→ What is being asked: Go through the entries below and retype them exactly, omitting each picture.

→ Listing:
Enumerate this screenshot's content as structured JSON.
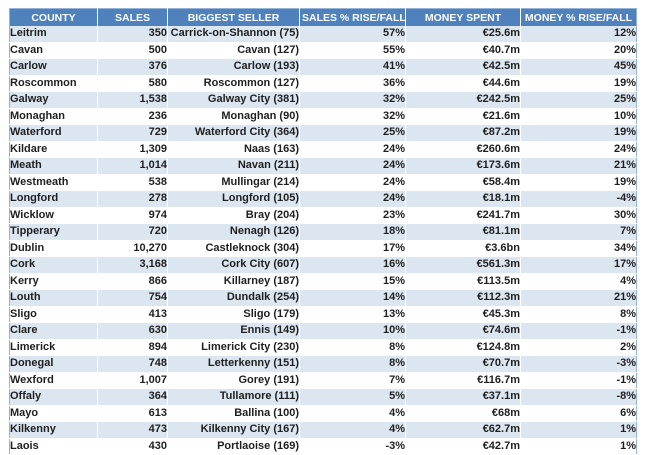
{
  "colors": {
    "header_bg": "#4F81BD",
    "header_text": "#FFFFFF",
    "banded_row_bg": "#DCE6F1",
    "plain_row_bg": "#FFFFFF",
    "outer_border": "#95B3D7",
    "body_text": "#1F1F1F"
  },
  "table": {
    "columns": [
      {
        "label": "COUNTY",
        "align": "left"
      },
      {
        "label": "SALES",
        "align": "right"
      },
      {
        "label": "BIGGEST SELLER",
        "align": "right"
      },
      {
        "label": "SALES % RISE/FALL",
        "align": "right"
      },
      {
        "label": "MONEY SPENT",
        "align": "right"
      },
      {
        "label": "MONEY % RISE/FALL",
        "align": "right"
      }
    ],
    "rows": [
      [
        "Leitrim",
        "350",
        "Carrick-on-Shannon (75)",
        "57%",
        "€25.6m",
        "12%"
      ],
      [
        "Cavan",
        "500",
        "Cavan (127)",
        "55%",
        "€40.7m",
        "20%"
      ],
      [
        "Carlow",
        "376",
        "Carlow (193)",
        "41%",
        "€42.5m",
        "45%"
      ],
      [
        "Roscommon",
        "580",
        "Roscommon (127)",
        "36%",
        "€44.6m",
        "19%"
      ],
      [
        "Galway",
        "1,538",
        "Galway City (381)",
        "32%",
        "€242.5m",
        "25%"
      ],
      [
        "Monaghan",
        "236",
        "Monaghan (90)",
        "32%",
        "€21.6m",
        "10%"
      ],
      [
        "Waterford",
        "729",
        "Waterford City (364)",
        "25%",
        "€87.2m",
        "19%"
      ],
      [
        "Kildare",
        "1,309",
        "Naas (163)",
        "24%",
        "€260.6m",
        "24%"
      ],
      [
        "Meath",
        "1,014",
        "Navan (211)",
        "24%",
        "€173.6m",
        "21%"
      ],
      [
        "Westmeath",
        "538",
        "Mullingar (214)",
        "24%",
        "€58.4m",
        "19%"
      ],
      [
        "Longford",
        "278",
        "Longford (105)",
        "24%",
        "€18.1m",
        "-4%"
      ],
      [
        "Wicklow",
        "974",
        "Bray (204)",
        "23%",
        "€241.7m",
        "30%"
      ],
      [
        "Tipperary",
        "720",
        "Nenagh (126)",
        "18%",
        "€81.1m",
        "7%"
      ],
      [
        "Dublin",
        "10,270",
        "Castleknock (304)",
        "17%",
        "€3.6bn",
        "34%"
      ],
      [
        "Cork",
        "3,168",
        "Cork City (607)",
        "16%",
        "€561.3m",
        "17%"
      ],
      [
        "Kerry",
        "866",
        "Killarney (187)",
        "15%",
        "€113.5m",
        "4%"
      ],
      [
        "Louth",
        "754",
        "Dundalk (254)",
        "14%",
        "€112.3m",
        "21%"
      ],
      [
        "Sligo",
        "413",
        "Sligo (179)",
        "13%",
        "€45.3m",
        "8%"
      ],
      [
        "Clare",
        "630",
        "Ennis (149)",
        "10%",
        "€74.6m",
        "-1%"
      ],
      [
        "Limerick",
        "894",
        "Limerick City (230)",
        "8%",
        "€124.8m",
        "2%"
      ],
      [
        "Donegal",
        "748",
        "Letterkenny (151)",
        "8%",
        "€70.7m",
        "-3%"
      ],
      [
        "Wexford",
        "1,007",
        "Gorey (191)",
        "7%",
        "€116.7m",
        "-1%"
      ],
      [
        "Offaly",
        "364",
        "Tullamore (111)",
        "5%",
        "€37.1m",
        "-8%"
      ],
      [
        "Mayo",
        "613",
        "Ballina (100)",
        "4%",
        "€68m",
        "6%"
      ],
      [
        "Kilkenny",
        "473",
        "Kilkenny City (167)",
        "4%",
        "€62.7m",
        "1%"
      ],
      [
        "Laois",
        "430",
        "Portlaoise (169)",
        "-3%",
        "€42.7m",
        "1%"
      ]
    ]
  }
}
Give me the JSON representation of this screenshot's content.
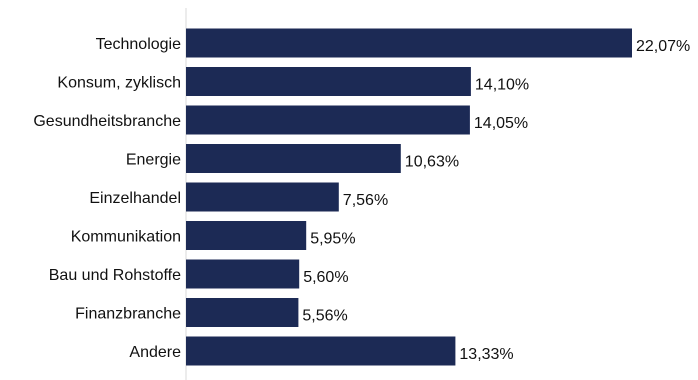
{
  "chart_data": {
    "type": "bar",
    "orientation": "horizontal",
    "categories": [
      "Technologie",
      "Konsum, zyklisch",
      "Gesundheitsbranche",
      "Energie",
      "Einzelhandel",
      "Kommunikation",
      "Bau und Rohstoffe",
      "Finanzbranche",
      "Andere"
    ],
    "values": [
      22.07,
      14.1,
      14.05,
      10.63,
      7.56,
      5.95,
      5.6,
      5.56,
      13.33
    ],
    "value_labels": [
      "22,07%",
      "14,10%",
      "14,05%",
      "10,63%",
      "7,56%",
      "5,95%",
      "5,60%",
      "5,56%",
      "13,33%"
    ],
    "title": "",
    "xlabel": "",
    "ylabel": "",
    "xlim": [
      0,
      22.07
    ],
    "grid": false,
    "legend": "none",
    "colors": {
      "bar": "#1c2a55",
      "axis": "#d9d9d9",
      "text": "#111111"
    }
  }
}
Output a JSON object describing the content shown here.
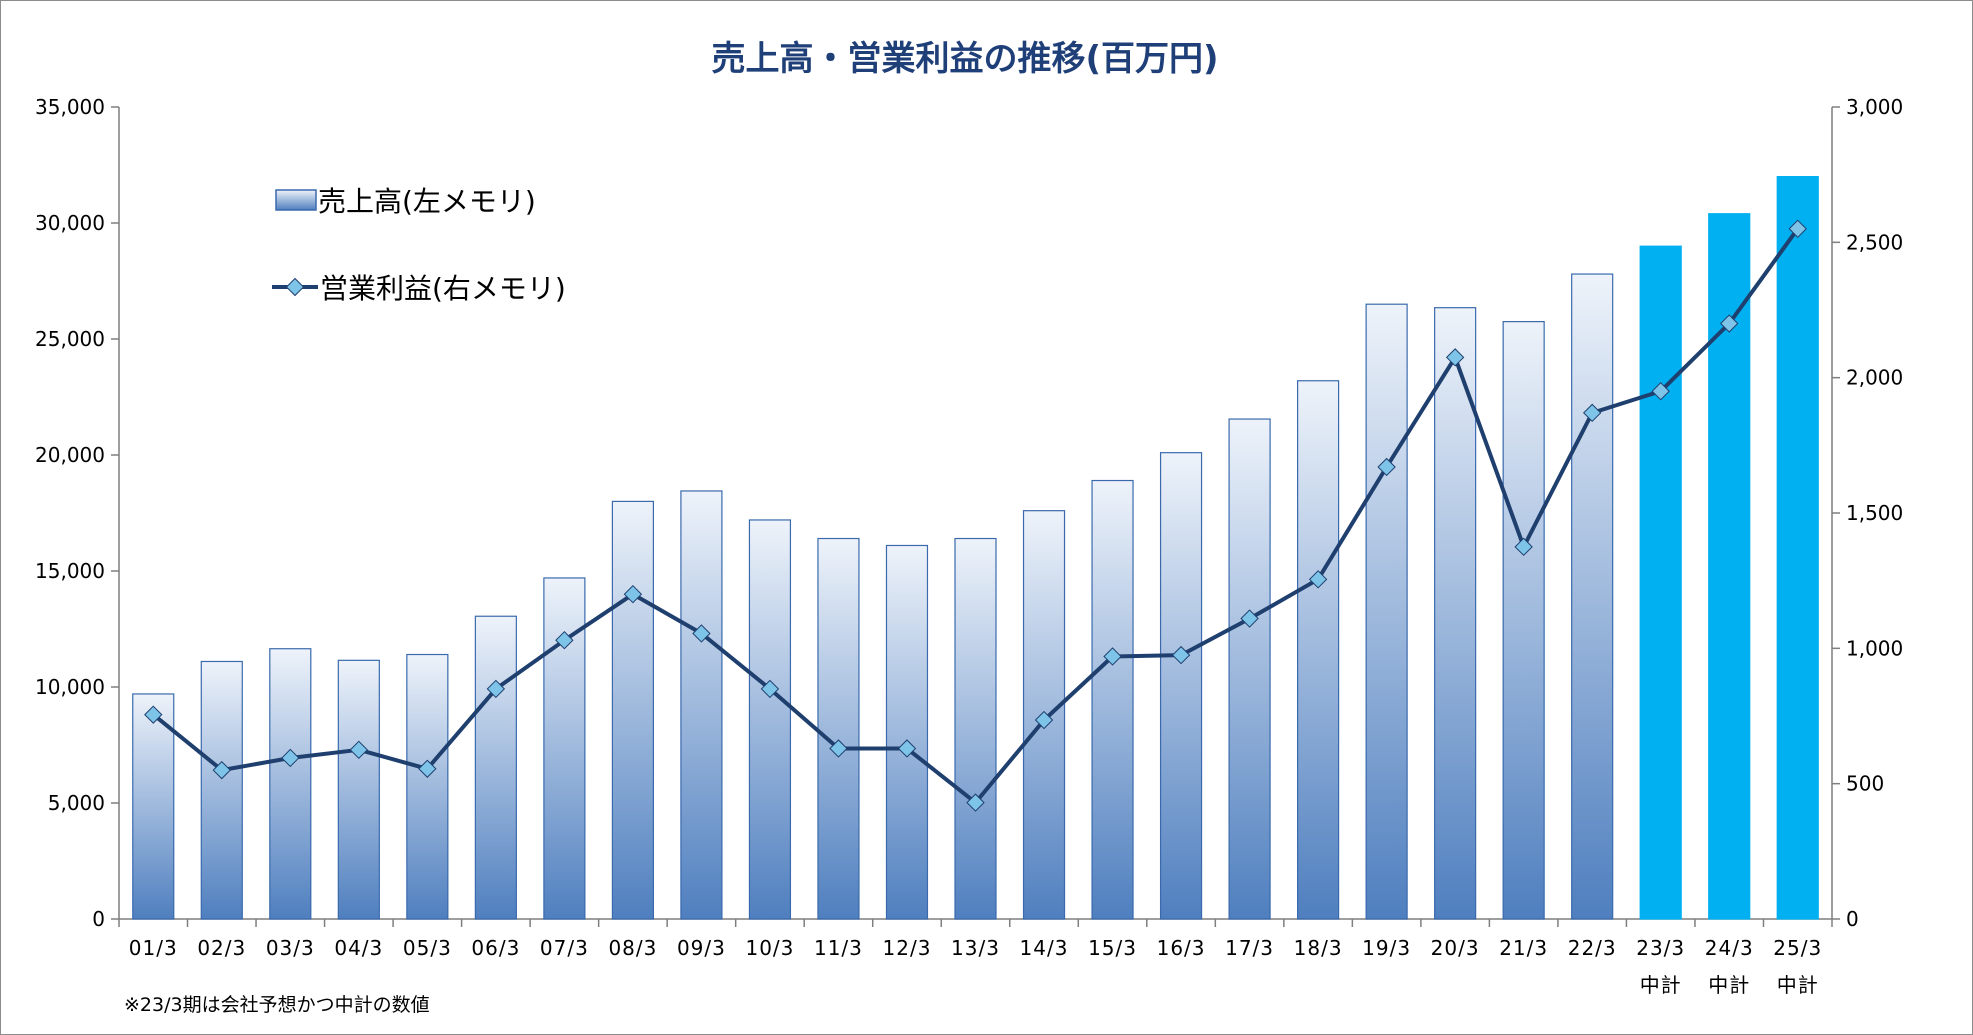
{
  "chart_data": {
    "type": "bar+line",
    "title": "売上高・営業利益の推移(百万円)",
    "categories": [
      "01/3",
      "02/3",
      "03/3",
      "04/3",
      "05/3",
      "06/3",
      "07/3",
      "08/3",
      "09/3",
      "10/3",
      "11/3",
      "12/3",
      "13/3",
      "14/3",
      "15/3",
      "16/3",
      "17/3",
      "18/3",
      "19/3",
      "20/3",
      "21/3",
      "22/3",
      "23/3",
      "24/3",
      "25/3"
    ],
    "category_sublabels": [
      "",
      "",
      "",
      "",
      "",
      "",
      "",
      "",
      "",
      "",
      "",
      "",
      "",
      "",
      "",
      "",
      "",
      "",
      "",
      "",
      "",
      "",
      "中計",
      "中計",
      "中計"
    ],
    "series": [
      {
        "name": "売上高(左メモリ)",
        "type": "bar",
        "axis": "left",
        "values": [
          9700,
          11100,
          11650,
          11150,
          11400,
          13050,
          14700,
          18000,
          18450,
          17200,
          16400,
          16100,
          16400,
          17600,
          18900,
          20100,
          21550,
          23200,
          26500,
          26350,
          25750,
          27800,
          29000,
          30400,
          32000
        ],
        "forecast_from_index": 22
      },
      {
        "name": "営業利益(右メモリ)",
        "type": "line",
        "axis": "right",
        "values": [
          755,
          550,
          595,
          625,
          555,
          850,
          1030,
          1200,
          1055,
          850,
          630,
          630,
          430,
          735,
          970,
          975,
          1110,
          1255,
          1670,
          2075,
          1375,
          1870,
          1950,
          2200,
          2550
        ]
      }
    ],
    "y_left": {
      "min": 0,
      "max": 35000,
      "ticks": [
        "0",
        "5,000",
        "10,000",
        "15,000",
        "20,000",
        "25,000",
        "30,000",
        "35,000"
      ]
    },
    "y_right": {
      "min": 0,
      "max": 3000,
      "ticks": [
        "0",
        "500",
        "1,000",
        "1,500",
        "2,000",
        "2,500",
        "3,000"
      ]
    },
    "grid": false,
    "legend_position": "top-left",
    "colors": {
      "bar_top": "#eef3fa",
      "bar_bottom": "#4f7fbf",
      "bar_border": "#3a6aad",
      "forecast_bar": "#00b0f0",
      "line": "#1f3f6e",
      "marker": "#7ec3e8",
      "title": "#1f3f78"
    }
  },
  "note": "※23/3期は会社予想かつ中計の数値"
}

→ Answer to this exercise:
Enumerate this screenshot's content as structured JSON.
{
  "colors": {
    "header_bg": "#4F81BD",
    "header_text": "#FFFFFF",
    "banded_row_bg": "#DCE6F1",
    "plain_row_bg": "#FFFFFF",
    "outer_border": "#95B3D7",
    "body_text": "#1F1F1F"
  },
  "table": {
    "columns": [
      {
        "label": "COUNTY",
        "align": "left"
      },
      {
        "label": "SALES",
        "align": "right"
      },
      {
        "label": "BIGGEST SELLER",
        "align": "right"
      },
      {
        "label": "SALES % RISE/FALL",
        "align": "right"
      },
      {
        "label": "MONEY SPENT",
        "align": "right"
      },
      {
        "label": "MONEY % RISE/FALL",
        "align": "right"
      }
    ],
    "rows": [
      [
        "Leitrim",
        "350",
        "Carrick-on-Shannon (75)",
        "57%",
        "€25.6m",
        "12%"
      ],
      [
        "Cavan",
        "500",
        "Cavan (127)",
        "55%",
        "€40.7m",
        "20%"
      ],
      [
        "Carlow",
        "376",
        "Carlow (193)",
        "41%",
        "€42.5m",
        "45%"
      ],
      [
        "Roscommon",
        "580",
        "Roscommon (127)",
        "36%",
        "€44.6m",
        "19%"
      ],
      [
        "Galway",
        "1,538",
        "Galway City (381)",
        "32%",
        "€242.5m",
        "25%"
      ],
      [
        "Monaghan",
        "236",
        "Monaghan (90)",
        "32%",
        "€21.6m",
        "10%"
      ],
      [
        "Waterford",
        "729",
        "Waterford City (364)",
        "25%",
        "€87.2m",
        "19%"
      ],
      [
        "Kildare",
        "1,309",
        "Naas (163)",
        "24%",
        "€260.6m",
        "24%"
      ],
      [
        "Meath",
        "1,014",
        "Navan (211)",
        "24%",
        "€173.6m",
        "21%"
      ],
      [
        "Westmeath",
        "538",
        "Mullingar (214)",
        "24%",
        "€58.4m",
        "19%"
      ],
      [
        "Longford",
        "278",
        "Longford (105)",
        "24%",
        "€18.1m",
        "-4%"
      ],
      [
        "Wicklow",
        "974",
        "Bray (204)",
        "23%",
        "€241.7m",
        "30%"
      ],
      [
        "Tipperary",
        "720",
        "Nenagh (126)",
        "18%",
        "€81.1m",
        "7%"
      ],
      [
        "Dublin",
        "10,270",
        "Castleknock (304)",
        "17%",
        "€3.6bn",
        "34%"
      ],
      [
        "Cork",
        "3,168",
        "Cork City (607)",
        "16%",
        "€561.3m",
        "17%"
      ],
      [
        "Kerry",
        "866",
        "Killarney (187)",
        "15%",
        "€113.5m",
        "4%"
      ],
      [
        "Louth",
        "754",
        "Dundalk (254)",
        "14%",
        "€112.3m",
        "21%"
      ],
      [
        "Sligo",
        "413",
        "Sligo (179)",
        "13%",
        "€45.3m",
        "8%"
      ],
      [
        "Clare",
        "630",
        "Ennis (149)",
        "10%",
        "€74.6m",
        "-1%"
      ],
      [
        "Limerick",
        "894",
        "Limerick City (230)",
        "8%",
        "€124.8m",
        "2%"
      ],
      [
        "Donegal",
        "748",
        "Letterkenny (151)",
        "8%",
        "€70.7m",
        "-3%"
      ],
      [
        "Wexford",
        "1,007",
        "Gorey (191)",
        "7%",
        "€116.7m",
        "-1%"
      ],
      [
        "Offaly",
        "364",
        "Tullamore (111)",
        "5%",
        "€37.1m",
        "-8%"
      ],
      [
        "Mayo",
        "613",
        "Ballina (100)",
        "4%",
        "€68m",
        "6%"
      ],
      [
        "Kilkenny",
        "473",
        "Kilkenny City (167)",
        "4%",
        "€62.7m",
        "1%"
      ],
      [
        "Laois",
        "430",
        "Portlaoise (169)",
        "-3%",
        "€42.7m",
        "1%"
      ]
    ]
  }
}
Give me the JSON representation of this screenshot's content.
{
  "chart_data": {
    "type": "bar",
    "orientation": "horizontal",
    "categories": [
      "Technologie",
      "Konsum, zyklisch",
      "Gesundheitsbranche",
      "Energie",
      "Einzelhandel",
      "Kommunikation",
      "Bau und Rohstoffe",
      "Finanzbranche",
      "Andere"
    ],
    "values": [
      22.07,
      14.1,
      14.05,
      10.63,
      7.56,
      5.95,
      5.6,
      5.56,
      13.33
    ],
    "value_labels": [
      "22,07%",
      "14,10%",
      "14,05%",
      "10,63%",
      "7,56%",
      "5,95%",
      "5,60%",
      "5,56%",
      "13,33%"
    ],
    "title": "",
    "xlabel": "",
    "ylabel": "",
    "xlim": [
      0,
      22.07
    ],
    "grid": false,
    "legend": "none",
    "colors": {
      "bar": "#1c2a55",
      "axis": "#d9d9d9",
      "text": "#111111"
    }
  }
}
Output a JSON object describing the content shown here.
{
  "chart_data": {
    "type": "bar+line",
    "title": "売上高・営業利益の推移(百万円)",
    "categories": [
      "01/3",
      "02/3",
      "03/3",
      "04/3",
      "05/3",
      "06/3",
      "07/3",
      "08/3",
      "09/3",
      "10/3",
      "11/3",
      "12/3",
      "13/3",
      "14/3",
      "15/3",
      "16/3",
      "17/3",
      "18/3",
      "19/3",
      "20/3",
      "21/3",
      "22/3",
      "23/3",
      "24/3",
      "25/3"
    ],
    "category_sublabels": [
      "",
      "",
      "",
      "",
      "",
      "",
      "",
      "",
      "",
      "",
      "",
      "",
      "",
      "",
      "",
      "",
      "",
      "",
      "",
      "",
      "",
      "",
      "中計",
      "中計",
      "中計"
    ],
    "series": [
      {
        "name": "売上高(左メモリ)",
        "type": "bar",
        "axis": "left",
        "values": [
          9700,
          11100,
          11650,
          11150,
          11400,
          13050,
          14700,
          18000,
          18450,
          17200,
          16400,
          16100,
          16400,
          17600,
          18900,
          20100,
          21550,
          23200,
          26500,
          26350,
          25750,
          27800,
          29000,
          30400,
          32000
        ],
        "forecast_from_index": 22
      },
      {
        "name": "営業利益(右メモリ)",
        "type": "line",
        "axis": "right",
        "values": [
          755,
          550,
          595,
          625,
          555,
          850,
          1030,
          1200,
          1055,
          850,
          630,
          630,
          430,
          735,
          970,
          975,
          1110,
          1255,
          1670,
          2075,
          1375,
          1870,
          1950,
          2200,
          2550
        ]
      }
    ],
    "y_left": {
      "min": 0,
      "max": 35000,
      "ticks": [
        "0",
        "5,000",
        "10,000",
        "15,000",
        "20,000",
        "25,000",
        "30,000",
        "35,000"
      ]
    },
    "y_right": {
      "min": 0,
      "max": 3000,
      "ticks": [
        "0",
        "500",
        "1,000",
        "1,500",
        "2,000",
        "2,500",
        "3,000"
      ]
    },
    "grid": false,
    "legend_position": "top-left",
    "colors": {
      "bar_top": "#eef3fa",
      "bar_bottom": "#4f7fbf",
      "bar_border": "#3a6aad",
      "forecast_bar": "#00b0f0",
      "line": "#1f3f6e",
      "marker": "#7ec3e8",
      "title": "#1f3f78"
    }
  },
  "note": "※23/3期は会社予想かつ中計の数値"
}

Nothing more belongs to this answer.